• **INSTRUCTIONS TO FOLLOW**
Write out every record in full, exactly as written, please.

##### EXERCISE DATA #####

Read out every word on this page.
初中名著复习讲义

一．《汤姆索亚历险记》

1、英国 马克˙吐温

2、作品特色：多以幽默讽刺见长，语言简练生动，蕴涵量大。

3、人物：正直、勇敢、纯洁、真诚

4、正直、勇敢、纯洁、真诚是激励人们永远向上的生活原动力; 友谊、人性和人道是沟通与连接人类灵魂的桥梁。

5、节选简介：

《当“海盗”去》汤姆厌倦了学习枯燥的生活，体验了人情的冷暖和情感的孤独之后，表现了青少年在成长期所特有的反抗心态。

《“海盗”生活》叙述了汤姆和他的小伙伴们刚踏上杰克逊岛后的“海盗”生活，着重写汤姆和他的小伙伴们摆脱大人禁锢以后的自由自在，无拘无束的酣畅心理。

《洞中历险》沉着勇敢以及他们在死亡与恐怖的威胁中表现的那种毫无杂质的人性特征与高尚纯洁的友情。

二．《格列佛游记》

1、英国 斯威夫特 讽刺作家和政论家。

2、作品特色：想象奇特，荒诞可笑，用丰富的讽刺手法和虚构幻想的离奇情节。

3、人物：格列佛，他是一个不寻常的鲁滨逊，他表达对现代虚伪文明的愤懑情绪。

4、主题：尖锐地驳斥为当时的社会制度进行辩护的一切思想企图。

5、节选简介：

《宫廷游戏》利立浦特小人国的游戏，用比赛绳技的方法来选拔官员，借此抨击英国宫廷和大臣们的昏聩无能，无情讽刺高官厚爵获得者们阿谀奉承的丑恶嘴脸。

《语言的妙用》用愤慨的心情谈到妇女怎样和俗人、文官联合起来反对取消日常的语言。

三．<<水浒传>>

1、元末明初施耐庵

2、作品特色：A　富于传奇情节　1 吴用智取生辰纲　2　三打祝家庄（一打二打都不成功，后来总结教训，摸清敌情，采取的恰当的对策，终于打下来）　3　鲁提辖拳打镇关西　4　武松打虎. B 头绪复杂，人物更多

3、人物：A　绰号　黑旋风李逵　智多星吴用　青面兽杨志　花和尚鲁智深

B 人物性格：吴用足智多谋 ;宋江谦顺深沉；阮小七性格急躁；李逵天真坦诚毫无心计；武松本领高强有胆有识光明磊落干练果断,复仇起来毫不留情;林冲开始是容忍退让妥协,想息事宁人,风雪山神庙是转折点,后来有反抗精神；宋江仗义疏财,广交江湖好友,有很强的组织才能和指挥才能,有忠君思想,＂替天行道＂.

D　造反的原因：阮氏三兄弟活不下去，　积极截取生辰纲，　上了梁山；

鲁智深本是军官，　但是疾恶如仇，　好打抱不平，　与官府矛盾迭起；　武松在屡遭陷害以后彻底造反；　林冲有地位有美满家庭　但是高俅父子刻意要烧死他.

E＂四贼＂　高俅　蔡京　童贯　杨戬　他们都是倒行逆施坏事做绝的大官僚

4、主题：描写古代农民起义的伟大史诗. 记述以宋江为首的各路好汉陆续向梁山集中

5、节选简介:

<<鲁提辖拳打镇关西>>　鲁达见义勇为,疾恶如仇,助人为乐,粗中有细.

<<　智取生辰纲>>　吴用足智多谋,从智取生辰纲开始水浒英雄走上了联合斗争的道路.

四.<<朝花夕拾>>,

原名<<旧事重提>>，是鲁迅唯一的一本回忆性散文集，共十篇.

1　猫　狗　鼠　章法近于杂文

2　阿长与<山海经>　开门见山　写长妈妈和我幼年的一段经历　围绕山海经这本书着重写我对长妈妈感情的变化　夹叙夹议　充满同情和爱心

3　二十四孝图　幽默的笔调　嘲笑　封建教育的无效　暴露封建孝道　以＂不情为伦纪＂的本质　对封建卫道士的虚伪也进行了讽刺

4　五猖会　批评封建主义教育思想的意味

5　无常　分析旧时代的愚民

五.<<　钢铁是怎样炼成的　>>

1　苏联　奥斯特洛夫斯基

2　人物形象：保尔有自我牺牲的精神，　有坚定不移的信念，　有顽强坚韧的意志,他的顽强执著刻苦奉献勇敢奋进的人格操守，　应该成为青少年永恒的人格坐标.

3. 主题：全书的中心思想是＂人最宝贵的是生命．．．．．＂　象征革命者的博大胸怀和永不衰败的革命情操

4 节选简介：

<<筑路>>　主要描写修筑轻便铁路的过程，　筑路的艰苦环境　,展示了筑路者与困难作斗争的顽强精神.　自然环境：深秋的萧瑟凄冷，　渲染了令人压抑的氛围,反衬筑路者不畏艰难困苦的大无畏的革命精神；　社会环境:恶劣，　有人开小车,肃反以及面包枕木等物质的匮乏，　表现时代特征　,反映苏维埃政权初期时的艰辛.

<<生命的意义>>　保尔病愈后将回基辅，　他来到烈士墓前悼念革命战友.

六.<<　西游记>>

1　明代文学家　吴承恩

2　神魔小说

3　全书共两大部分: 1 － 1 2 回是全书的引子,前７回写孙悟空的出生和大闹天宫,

#####

• **RESPONSE TO THE EXERCISE**
Read out every word on this page.
初中名著复习讲义

一．《汤姆索亚历险记》

1、英国 马克˙吐温

2、作品特色：多以幽默讽刺见长，语言简练生动，蕴涵量大。

3、人物：正直、勇敢、纯洁、真诚

4、正直、勇敢、纯洁、真诚是激励人们永远向上的生活原动力; 友谊、人性和人道是沟通与连接人类灵魂的桥梁。

5、节选简介：

《当“海盗”去》汤姆厌倦了学习枯燥的生活，体验了人情的冷暖和情感的孤独之后，表现了青少年在成长期所特有的反抗心态。

《“海盗”生活》叙述了汤姆和他的小伙伴们刚踏上杰克逊岛后的“海盗”生活，着重写汤姆和他的小伙伴们摆脱大人禁锢以后的自由自在，无拘无束的酣畅心理。

《洞中历险》沉着勇敢以及他们在死亡与恐怖的威胁中表现的那种毫无杂质的人性特征与高尚纯洁的友情。

二．《格列佛游记》

1、英国 斯威夫特 讽刺作家和政论家。

2、作品特色：想象奇特，荒诞可笑，用丰富的讽刺手法和虚构幻想的离奇情节。

3、人物：格列佛，他是一个不寻常的鲁滨逊，他表达对现代虚伪文明的愤懑情绪。

4、主题：尖锐地驳斥为当时的社会制度进行辩护的一切思想企图。

5、节选简介：

《宫廷游戏》利立浦特小人国的游戏，用比赛绳技的方法来选拔官员，借此抨击英国宫廷和大臣们的昏聩无能，无情讽刺高官厚爵获得者们阿谀奉承的丑恶嘴脸。

《语言的妙用》用愤慨的心情谈到妇女怎样和俗人、文官联合起来反对取消日常的语言。

三．<<水浒传>>

1、元末明初施耐庵

2、作品特色：A　富于传奇情节　1 吴用智取生辰纲　2　三打祝家庄（一打二打都不成功，后来总结教训，摸清敌情，采取的恰当的对策，终于打下来）　3　鲁提辖拳打镇关西　4　武松打虎. B 头绪复杂，人物更多

3、人物：A　绰号　黑旋风李逵　智多星吴用　青面兽杨志　花和尚鲁智深

B 人物性格：吴用足智多谋 ;宋江谦顺深沉；阮小七性格急躁；李逵天真坦诚毫无心计；武松本领高强有胆有识光明磊落干练果断,复仇起来毫不留情;林冲开始是容忍退让妥协,想息事宁人,风雪山神庙是转折点,后来有反抗精神；宋江仗义疏财,广交江湖好友,有很强的组织才能和指挥才能,有忠君思想,＂替天行道＂.

D　造反的原因：阮氏三兄弟活不下去，　积极截取生辰纲，　上了梁山；

鲁智深本是军官，　但是疾恶如仇，　好打抱不平，　与官府矛盾迭起；　武松在屡遭陷害以后彻底造反；　林冲有地位有美满家庭　但是高俅父子刻意要烧死他.

E＂四贼＂　高俅　蔡京　童贯　杨戬　他们都是倒行逆施坏事做绝的大官僚

4、主题：描写古代农民起义的伟大史诗. 记述以宋江为首的各路好汉陆续向梁山集中

5、节选简介:

<<鲁提辖拳打镇关西>>　鲁达见义勇为,疾恶如仇,助人为乐,粗中有细.

<<　智取生辰纲>>　吴用足智多谋,从智取生辰纲开始水浒英雄走上了联合斗争的道路.

四.<<朝花夕拾>>,

原名<<旧事重提>>，是鲁迅唯一的一本回忆性散文集，共十篇.

1　猫　狗　鼠　章法近于杂文

2　阿长与<山海经>　开门见山　写长妈妈和我幼年的一段经历　围绕山海经这本书着重写我对长妈妈感情的变化　夹叙夹议　充满同情和爱心

3　二十四孝图　幽默的笔调　嘲笑　封建教育的无效　暴露封建孝道　以＂不情为伦纪＂的本质　对封建卫道士的虚伪也进行了讽刺

4　五猖会　批评封建主义教育思想的意味

5　无常　分析旧时代的愚民

五.<<　钢铁是怎样炼成的　>>

1　苏联　奥斯特洛夫斯基

2　人物形象：保尔有自我牺牲的精神，　有坚定不移的信念，　有顽强坚韧的意志,他的顽强执著刻苦奉献勇敢奋进的人格操守，　应该成为青少年永恒的人格坐标.

3. 主题：全书的中心思想是＂人最宝贵的是生命．．．．．＂　象征革命者的博大胸怀和永不衰败的革命情操

4 节选简介：

<<筑路>>　主要描写修筑轻便铁路的过程，　筑路的艰苦环境　,展示了筑路者与困难作斗争的顽强精神.　自然环境：深秋的萧瑟凄冷，　渲染了令人压抑的氛围,反衬筑路者不畏艰难困苦的大无畏的革命精神；　社会环境:恶劣，　有人开小车,肃反以及面包枕木等物质的匮乏，　表现时代特征　,反映苏维埃政权初期时的艰辛.

<<生命的意义>>　保尔病愈后将回基辅，　他来到烈士墓前悼念革命战友.

六.<<　西游记>>

1　明代文学家　吴承恩

2　神魔小说

3　全书共两大部分: 1 － 1 2 回是全书的引子,前７回写孙悟空的出生和大闹天宫,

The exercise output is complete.